--- Start of MATERIAL FOR THIS TASK ---
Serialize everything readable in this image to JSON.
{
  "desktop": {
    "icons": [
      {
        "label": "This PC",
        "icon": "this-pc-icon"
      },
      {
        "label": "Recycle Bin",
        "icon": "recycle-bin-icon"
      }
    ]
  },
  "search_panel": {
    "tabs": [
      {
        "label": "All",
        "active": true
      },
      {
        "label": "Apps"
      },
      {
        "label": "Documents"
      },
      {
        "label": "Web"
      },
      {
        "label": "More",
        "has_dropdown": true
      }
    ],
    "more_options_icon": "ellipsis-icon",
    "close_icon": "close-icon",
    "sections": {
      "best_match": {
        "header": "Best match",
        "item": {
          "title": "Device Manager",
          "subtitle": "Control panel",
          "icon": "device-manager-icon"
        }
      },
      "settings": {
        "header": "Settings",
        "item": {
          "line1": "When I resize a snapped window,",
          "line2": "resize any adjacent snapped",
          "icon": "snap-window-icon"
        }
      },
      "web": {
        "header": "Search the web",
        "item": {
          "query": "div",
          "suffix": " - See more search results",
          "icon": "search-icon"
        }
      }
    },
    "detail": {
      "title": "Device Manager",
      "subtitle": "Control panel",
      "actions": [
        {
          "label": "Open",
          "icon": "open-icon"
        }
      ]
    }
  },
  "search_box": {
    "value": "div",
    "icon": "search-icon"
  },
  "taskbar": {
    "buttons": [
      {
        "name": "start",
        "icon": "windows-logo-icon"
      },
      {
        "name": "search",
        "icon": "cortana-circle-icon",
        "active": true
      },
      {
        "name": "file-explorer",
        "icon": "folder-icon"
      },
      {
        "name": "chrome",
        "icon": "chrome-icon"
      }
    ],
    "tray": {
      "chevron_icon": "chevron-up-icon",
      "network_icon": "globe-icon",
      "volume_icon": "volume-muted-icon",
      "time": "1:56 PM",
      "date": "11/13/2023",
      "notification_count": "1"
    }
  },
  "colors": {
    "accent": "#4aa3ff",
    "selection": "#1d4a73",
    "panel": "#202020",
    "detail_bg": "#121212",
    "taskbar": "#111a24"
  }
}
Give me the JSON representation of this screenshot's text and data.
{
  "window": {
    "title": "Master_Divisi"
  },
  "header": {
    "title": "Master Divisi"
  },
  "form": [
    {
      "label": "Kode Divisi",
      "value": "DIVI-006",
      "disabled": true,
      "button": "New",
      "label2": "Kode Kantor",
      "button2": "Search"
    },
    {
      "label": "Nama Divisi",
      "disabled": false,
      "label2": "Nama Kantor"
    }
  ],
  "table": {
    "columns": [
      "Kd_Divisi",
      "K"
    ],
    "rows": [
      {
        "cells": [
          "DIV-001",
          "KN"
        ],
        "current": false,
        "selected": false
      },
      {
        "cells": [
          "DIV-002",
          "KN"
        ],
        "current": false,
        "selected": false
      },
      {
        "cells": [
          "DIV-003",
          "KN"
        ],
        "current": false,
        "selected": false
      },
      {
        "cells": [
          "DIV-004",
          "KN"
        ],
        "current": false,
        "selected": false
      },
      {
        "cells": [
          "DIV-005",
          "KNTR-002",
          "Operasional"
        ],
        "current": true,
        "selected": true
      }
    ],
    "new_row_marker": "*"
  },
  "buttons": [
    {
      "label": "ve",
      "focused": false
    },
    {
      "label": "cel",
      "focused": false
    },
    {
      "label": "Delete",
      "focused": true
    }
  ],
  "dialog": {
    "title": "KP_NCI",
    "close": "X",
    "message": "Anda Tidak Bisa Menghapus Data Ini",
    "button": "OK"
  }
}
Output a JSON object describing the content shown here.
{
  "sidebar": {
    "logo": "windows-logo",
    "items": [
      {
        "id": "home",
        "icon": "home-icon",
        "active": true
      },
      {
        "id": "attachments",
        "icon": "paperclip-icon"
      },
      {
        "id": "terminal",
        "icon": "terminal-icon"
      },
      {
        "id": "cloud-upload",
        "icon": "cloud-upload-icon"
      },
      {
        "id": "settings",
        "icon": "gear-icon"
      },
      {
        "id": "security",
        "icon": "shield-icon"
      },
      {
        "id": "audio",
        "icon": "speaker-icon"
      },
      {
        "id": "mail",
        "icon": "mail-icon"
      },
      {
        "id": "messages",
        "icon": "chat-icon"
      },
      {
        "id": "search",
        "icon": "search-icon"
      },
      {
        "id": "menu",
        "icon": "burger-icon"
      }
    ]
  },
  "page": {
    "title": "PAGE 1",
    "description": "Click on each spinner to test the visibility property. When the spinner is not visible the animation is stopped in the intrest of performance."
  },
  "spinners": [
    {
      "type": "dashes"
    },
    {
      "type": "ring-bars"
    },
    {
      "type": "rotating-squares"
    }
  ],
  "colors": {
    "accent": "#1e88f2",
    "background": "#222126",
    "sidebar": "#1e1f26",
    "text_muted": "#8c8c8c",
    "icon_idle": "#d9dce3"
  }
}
--- End of MATERIAL FOR THIS TASK ---
GIVEN PROBLEM -> Return all lines containing "subtitle".

ANSWER FOR THIS EXERCISE ->
          "subtitle": "Control panel",
      "subtitle": "Control panel",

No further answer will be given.